*Your objective:*
Please write out the complete listing that follows, exactly as it reads.

───── Information given ─────

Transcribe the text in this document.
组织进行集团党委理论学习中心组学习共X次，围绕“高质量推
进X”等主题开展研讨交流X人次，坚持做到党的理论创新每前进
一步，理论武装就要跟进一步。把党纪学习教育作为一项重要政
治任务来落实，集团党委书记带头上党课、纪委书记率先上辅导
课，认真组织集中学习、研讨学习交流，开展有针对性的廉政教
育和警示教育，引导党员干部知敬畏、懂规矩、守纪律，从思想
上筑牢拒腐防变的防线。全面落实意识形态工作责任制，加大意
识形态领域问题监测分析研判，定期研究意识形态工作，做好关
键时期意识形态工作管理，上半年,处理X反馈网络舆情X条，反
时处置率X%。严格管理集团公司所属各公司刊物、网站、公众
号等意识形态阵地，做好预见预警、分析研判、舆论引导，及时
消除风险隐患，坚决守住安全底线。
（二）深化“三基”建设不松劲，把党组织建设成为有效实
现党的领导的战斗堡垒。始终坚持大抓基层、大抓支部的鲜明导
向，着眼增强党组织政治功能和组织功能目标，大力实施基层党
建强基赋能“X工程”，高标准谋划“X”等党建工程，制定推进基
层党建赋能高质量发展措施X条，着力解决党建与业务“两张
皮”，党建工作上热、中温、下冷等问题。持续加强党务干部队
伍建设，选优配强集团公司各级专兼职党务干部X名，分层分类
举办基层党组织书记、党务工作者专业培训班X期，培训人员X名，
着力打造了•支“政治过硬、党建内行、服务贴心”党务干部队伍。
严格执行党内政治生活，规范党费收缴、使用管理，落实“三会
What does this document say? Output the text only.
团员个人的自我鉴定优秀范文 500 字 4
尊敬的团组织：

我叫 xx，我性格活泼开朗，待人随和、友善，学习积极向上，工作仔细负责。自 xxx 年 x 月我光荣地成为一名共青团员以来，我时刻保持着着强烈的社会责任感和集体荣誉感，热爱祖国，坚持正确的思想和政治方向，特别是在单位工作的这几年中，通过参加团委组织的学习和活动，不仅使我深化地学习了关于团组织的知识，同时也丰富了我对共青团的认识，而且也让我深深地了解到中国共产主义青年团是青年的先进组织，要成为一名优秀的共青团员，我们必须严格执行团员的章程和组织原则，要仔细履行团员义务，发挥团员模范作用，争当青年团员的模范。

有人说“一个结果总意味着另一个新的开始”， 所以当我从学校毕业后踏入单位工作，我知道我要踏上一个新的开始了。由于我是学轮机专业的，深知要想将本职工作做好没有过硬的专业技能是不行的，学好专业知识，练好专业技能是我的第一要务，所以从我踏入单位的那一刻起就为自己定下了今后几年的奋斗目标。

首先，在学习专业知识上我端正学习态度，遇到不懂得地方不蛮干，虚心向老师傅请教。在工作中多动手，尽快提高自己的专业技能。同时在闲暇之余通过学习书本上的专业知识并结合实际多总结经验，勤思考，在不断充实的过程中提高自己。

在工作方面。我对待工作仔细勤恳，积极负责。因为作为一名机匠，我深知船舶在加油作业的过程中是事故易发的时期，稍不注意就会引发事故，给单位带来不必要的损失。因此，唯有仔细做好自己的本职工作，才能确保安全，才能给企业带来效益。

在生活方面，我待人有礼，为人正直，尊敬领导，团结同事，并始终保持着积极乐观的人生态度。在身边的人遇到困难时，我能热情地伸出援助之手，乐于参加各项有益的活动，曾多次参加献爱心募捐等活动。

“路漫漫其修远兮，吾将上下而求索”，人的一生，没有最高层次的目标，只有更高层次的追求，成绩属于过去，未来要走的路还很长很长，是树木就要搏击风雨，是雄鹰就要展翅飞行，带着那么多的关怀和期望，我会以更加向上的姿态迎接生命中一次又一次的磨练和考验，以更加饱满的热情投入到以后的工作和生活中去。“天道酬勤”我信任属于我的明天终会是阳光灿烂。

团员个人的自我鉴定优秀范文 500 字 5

─────

*The answer:*
Transcribe the text in this document.
组织进行集团党委理论学习中心组学习共X次，围绕“高质量推
进X”等主题开展研讨交流X人次，坚持做到党的理论创新每前进
一步，理论武装就要跟进一步。把党纪学习教育作为一项重要政
治任务来落实，集团党委书记带头上党课、纪委书记率先上辅导
课，认真组织集中学习、研讨学习交流，开展有针对性的廉政教
育和警示教育，引导党员干部知敬畏、懂规矩、守纪律，从思想
上筑牢拒腐防变的防线。全面落实意识形态工作责任制，加大意
识形态领域问题监测分析研判，定期研究意识形态工作，做好关
键时期意识形态工作管理，上半年,处理X反馈网络舆情X条，反
时处置率X%。严格管理集团公司所属各公司刊物、网站、公众
号等意识形态阵地，做好预见预警、分析研判、舆论引导，及时
消除风险隐患，坚决守住安全底线。
（二）深化“三基”建设不松劲，把党组织建设成为有效实
现党的领导的战斗堡垒。始终坚持大抓基层、大抓支部的鲜明导
向，着眼增强党组织政治功能和组织功能目标，大力实施基层党
建强基赋能“X工程”，高标准谋划“X”等党建工程，制定推进基
层党建赋能高质量发展措施X条，着力解决党建与业务“两张
皮”，党建工作上热、中温、下冷等问题。持续加强党务干部队
伍建设，选优配强集团公司各级专兼职党务干部X名，分层分类
举办基层党组织书记、党务工作者专业培训班X期，培训人员X名，
着力打造了•支“政治过硬、党建内行、服务贴心”党务干部队伍。
严格执行党内政治生活，规范党费收缴、使用管理，落实“三会
What does this document say? Output the text only.
团员个人的自我鉴定优秀范文 500 字 4
尊敬的团组织：

我叫 xx，我性格活泼开朗，待人随和、友善，学习积极向上，工作仔细负责。自 xxx 年 x 月我光荣地成为一名共青团员以来，我时刻保持着着强烈的社会责任感和集体荣誉感，热爱祖国，坚持正确的思想和政治方向，特别是在单位工作的这几年中，通过参加团委组织的学习和活动，不仅使我深化地学习了关于团组织的知识，同时也丰富了我对共青团的认识，而且也让我深深地了解到中国共产主义青年团是青年的先进组织，要成为一名优秀的共青团员，我们必须严格执行团员的章程和组织原则，要仔细履行团员义务，发挥团员模范作用，争当青年团员的模范。

有人说“一个结果总意味着另一个新的开始”， 所以当我从学校毕业后踏入单位工作，我知道我要踏上一个新的开始了。由于我是学轮机专业的，深知要想将本职工作做好没有过硬的专业技能是不行的，学好专业知识，练好专业技能是我的第一要务，所以从我踏入单位的那一刻起就为自己定下了今后几年的奋斗目标。

首先，在学习专业知识上我端正学习态度，遇到不懂得地方不蛮干，虚心向老师傅请教。在工作中多动手，尽快提高自己的专业技能。同时在闲暇之余通过学习书本上的专业知识并结合实际多总结经验，勤思考，在不断充实的过程中提高自己。

在工作方面。我对待工作仔细勤恳，积极负责。因为作为一名机匠，我深知船舶在加油作业的过程中是事故易发的时期，稍不注意就会引发事故，给单位带来不必要的损失。因此，唯有仔细做好自己的本职工作，才能确保安全，才能给企业带来效益。

在生活方面，我待人有礼，为人正直，尊敬领导，团结同事，并始终保持着积极乐观的人生态度。在身边的人遇到困难时，我能热情地伸出援助之手，乐于参加各项有益的活动，曾多次参加献爱心募捐等活动。

“路漫漫其修远兮，吾将上下而求索”，人的一生，没有最高层次的目标，只有更高层次的追求，成绩属于过去，未来要走的路还很长很长，是树木就要搏击风雨，是雄鹰就要展翅飞行，带着那么多的关怀和期望，我会以更加向上的姿态迎接生命中一次又一次的磨练和考验，以更加饱满的热情投入到以后的工作和生活中去。“天道酬勤”我信任属于我的明天终会是阳光灿烂。

团员个人的自我鉴定优秀范文 500 字 5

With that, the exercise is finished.